### REQUIREMENT
Which lines run from the one containing "What's the underlying" to the end of the entries? Quote them exactly, and nothing else.

### RECORDS SHOWN

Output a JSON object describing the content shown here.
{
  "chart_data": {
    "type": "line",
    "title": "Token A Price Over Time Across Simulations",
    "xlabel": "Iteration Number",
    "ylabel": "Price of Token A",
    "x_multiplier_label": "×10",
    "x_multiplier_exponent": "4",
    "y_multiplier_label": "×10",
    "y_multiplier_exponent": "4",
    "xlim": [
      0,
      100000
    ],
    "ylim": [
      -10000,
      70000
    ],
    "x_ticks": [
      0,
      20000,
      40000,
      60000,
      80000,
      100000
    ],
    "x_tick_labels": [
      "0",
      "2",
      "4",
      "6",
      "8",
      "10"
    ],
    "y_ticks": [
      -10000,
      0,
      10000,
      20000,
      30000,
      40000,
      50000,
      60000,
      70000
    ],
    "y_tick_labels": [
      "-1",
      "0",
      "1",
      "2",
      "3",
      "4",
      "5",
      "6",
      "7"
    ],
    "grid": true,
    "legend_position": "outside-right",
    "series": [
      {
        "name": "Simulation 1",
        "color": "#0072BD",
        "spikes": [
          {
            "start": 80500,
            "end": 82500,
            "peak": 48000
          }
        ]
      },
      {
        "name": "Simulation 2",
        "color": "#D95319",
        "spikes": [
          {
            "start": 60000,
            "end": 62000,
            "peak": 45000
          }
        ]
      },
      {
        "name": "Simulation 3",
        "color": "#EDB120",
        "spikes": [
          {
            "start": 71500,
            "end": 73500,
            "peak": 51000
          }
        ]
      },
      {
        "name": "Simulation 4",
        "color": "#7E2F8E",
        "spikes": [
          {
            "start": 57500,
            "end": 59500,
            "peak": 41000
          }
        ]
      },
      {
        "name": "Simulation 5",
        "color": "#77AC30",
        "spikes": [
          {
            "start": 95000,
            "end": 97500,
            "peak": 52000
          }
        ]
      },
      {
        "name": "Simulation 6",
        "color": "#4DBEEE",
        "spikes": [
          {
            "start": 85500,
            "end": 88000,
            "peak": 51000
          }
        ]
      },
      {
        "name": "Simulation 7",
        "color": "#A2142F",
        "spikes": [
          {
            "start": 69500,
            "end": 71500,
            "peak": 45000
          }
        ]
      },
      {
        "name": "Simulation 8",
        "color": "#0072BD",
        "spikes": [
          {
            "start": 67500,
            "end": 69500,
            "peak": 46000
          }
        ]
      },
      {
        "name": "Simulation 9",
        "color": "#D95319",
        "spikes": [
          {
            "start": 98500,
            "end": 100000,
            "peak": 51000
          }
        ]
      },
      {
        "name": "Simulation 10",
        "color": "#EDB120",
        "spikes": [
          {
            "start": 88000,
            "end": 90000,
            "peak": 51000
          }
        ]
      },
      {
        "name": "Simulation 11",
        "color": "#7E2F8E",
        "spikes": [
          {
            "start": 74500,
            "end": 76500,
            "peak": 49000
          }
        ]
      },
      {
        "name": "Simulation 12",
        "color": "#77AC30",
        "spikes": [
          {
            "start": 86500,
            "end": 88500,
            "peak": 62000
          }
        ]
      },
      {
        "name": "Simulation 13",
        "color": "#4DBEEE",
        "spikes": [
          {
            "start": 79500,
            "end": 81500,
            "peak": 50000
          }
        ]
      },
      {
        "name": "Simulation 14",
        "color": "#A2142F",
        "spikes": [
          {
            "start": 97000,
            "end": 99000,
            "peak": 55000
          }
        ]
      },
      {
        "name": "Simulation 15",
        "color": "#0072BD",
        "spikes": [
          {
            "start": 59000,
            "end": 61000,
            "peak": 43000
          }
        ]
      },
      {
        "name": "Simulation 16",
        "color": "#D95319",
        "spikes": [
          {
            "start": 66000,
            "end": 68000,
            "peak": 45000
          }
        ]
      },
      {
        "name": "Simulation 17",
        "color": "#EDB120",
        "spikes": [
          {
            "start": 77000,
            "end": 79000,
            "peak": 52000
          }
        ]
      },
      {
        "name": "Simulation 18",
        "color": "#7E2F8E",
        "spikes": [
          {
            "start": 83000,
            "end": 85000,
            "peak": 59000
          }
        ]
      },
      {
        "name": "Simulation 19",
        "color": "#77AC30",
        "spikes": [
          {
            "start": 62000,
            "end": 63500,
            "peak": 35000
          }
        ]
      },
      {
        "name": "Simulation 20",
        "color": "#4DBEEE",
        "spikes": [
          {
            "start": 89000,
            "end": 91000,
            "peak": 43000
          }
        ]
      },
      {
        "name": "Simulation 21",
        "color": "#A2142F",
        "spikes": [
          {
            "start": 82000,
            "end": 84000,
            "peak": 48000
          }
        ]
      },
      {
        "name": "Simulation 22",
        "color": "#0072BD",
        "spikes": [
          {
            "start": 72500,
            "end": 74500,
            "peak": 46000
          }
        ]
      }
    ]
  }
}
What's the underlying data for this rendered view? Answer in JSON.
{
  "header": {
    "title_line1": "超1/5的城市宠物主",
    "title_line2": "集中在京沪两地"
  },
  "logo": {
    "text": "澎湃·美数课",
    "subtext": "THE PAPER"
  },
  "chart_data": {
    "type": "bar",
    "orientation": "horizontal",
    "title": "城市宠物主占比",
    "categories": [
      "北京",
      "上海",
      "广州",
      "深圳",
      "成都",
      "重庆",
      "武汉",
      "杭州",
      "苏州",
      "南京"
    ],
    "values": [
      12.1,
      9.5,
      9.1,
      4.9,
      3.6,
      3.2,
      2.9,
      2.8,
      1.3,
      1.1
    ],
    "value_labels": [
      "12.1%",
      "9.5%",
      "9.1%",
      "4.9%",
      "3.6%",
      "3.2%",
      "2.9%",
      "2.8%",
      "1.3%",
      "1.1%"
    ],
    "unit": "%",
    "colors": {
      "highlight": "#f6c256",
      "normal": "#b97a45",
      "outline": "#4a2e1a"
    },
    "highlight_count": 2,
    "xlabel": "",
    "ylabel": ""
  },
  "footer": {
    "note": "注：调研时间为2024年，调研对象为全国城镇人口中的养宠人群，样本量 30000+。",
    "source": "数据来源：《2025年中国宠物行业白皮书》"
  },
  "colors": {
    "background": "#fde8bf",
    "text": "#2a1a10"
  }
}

### COMPLETE ANSWER
What's the underlying data for this rendered view? Answer in JSON.
{
  "header": {
    "title_line1": "超1/5的城市宠物主",
    "title_line2": "集中在京沪两地"
  },
  "logo": {
    "text": "澎湃·美数课",
    "subtext": "THE PAPER"
  },
  "chart_data": {
    "type": "bar",
    "orientation": "horizontal",
    "title": "城市宠物主占比",
    "categories": [
      "北京",
      "上海",
      "广州",
      "深圳",
      "成都",
      "重庆",
      "武汉",
      "杭州",
      "苏州",
      "南京"
    ],
    "values": [
      12.1,
      9.5,
      9.1,
      4.9,
      3.6,
      3.2,
      2.9,
      2.8,
      1.3,
      1.1
    ],
    "value_labels": [
      "12.1%",
      "9.5%",
      "9.1%",
      "4.9%",
      "3.6%",
      "3.2%",
      "2.9%",
      "2.8%",
      "1.3%",
      "1.1%"
    ],
    "unit": "%",
    "colors": {
      "highlight": "#f6c256",
      "normal": "#b97a45",
      "outline": "#4a2e1a"
    },
    "highlight_count": 2,
    "xlabel": "",
    "ylabel": ""
  },
  "footer": {
    "note": "注：调研时间为2024年，调研对象为全国城镇人口中的养宠人群，样本量 30000+。",
    "source": "数据来源：《2025年中国宠物行业白皮书》"
  },
  "colors": {
    "background": "#fde8bf",
    "text": "#2a1a10"
  }
}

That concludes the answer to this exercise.